* **Listed records**
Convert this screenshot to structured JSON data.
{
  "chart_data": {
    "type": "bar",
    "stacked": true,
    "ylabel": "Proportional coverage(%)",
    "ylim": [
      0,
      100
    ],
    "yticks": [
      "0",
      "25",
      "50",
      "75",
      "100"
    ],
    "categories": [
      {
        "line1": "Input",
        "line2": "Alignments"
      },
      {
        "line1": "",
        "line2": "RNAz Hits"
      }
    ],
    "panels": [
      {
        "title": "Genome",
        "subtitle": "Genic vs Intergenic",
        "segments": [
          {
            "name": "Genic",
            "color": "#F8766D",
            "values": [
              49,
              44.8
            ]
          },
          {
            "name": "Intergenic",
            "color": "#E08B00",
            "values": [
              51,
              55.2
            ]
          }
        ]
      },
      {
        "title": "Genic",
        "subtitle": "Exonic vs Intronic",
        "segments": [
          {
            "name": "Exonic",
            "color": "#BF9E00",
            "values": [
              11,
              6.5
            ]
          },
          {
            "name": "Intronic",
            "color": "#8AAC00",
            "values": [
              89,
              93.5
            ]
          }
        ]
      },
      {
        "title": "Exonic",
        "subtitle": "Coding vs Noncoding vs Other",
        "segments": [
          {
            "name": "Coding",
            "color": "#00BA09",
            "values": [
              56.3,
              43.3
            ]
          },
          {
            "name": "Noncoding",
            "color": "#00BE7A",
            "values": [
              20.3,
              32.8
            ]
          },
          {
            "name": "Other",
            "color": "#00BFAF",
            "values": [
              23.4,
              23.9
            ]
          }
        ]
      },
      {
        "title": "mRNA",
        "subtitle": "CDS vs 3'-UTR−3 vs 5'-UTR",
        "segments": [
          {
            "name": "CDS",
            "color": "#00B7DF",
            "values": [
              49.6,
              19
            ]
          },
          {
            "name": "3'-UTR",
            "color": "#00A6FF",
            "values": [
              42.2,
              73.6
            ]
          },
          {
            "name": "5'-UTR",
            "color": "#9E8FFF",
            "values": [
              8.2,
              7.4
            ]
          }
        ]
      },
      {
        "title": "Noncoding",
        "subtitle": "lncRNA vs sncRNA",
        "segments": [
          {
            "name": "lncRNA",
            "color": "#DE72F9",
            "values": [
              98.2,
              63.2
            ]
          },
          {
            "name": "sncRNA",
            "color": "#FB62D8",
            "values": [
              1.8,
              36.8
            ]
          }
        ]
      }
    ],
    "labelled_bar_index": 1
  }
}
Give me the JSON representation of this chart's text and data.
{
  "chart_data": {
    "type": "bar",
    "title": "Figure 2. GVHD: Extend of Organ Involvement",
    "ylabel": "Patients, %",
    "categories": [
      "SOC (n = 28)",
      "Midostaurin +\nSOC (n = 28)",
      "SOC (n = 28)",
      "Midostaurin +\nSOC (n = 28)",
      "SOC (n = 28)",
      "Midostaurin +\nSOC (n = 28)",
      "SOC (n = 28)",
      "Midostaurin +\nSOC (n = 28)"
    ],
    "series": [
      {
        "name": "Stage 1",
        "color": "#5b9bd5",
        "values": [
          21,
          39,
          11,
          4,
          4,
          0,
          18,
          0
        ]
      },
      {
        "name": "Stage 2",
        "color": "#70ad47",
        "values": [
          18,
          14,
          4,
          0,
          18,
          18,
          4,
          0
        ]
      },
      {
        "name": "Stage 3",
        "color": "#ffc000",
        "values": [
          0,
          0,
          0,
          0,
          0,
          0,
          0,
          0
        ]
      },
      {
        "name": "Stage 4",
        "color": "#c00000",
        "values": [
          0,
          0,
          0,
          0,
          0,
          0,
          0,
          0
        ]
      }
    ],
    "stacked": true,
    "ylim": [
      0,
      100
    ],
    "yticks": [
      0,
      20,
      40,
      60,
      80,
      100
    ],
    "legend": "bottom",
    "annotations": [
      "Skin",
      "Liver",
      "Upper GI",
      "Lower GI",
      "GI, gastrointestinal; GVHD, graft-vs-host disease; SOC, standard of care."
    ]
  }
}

* **Problem**
Once more, print every line of the material exactly.

* **Solved exercise**
Convert this screenshot to structured JSON data.
{
  "chart_data": {
    "type": "bar",
    "stacked": true,
    "ylabel": "Proportional coverage(%)",
    "ylim": [
      0,
      100
    ],
    "yticks": [
      "0",
      "25",
      "50",
      "75",
      "100"
    ],
    "categories": [
      {
        "line1": "Input",
        "line2": "Alignments"
      },
      {
        "line1": "",
        "line2": "RNAz Hits"
      }
    ],
    "panels": [
      {
        "title": "Genome",
        "subtitle": "Genic vs Intergenic",
        "segments": [
          {
            "name": "Genic",
            "color": "#F8766D",
            "values": [
              49,
              44.8
            ]
          },
          {
            "name": "Intergenic",
            "color": "#E08B00",
            "values": [
              51,
              55.2
            ]
          }
        ]
      },
      {
        "title": "Genic",
        "subtitle": "Exonic vs Intronic",
        "segments": [
          {
            "name": "Exonic",
            "color": "#BF9E00",
            "values": [
              11,
              6.5
            ]
          },
          {
            "name": "Intronic",
            "color": "#8AAC00",
            "values": [
              89,
              93.5
            ]
          }
        ]
      },
      {
        "title": "Exonic",
        "subtitle": "Coding vs Noncoding vs Other",
        "segments": [
          {
            "name": "Coding",
            "color": "#00BA09",
            "values": [
              56.3,
              43.3
            ]
          },
          {
            "name": "Noncoding",
            "color": "#00BE7A",
            "values": [
              20.3,
              32.8
            ]
          },
          {
            "name": "Other",
            "color": "#00BFAF",
            "values": [
              23.4,
              23.9
            ]
          }
        ]
      },
      {
        "title": "mRNA",
        "subtitle": "CDS vs 3'-UTR−3 vs 5'-UTR",
        "segments": [
          {
            "name": "CDS",
            "color": "#00B7DF",
            "values": [
              49.6,
              19
            ]
          },
          {
            "name": "3'-UTR",
            "color": "#00A6FF",
            "values": [
              42.2,
              73.6
            ]
          },
          {
            "name": "5'-UTR",
            "color": "#9E8FFF",
            "values": [
              8.2,
              7.4
            ]
          }
        ]
      },
      {
        "title": "Noncoding",
        "subtitle": "lncRNA vs sncRNA",
        "segments": [
          {
            "name": "lncRNA",
            "color": "#DE72F9",
            "values": [
              98.2,
              63.2
            ]
          },
          {
            "name": "sncRNA",
            "color": "#FB62D8",
            "values": [
              1.8,
              36.8
            ]
          }
        ]
      }
    ],
    "labelled_bar_index": 1
  }
}
Give me the JSON representation of this chart's text and data.
{
  "chart_data": {
    "type": "bar",
    "title": "Figure 2. GVHD: Extend of Organ Involvement",
    "ylabel": "Patients, %",
    "categories": [
      "SOC (n = 28)",
      "Midostaurin +\nSOC (n = 28)",
      "SOC (n = 28)",
      "Midostaurin +\nSOC (n = 28)",
      "SOC (n = 28)",
      "Midostaurin +\nSOC (n = 28)",
      "SOC (n = 28)",
      "Midostaurin +\nSOC (n = 28)"
    ],
    "series": [
      {
        "name": "Stage 1",
        "color": "#5b9bd5",
        "values": [
          21,
          39,
          11,
          4,
          4,
          0,
          18,
          0
        ]
      },
      {
        "name": "Stage 2",
        "color": "#70ad47",
        "values": [
          18,
          14,
          4,
          0,
          18,
          18,
          4,
          0
        ]
      },
      {
        "name": "Stage 3",
        "color": "#ffc000",
        "values": [
          0,
          0,
          0,
          0,
          0,
          0,
          0,
          0
        ]
      },
      {
        "name": "Stage 4",
        "color": "#c00000",
        "values": [
          0,
          0,
          0,
          0,
          0,
          0,
          0,
          0
        ]
      }
    ],
    "stacked": true,
    "ylim": [
      0,
      100
    ],
    "yticks": [
      0,
      20,
      40,
      60,
      80,
      100
    ],
    "legend": "bottom",
    "annotations": [
      "Skin",
      "Liver",
      "Upper GI",
      "Lower GI",
      "GI, gastrointestinal; GVHD, graft-vs-host disease; SOC, standard of care."
    ]
  }
}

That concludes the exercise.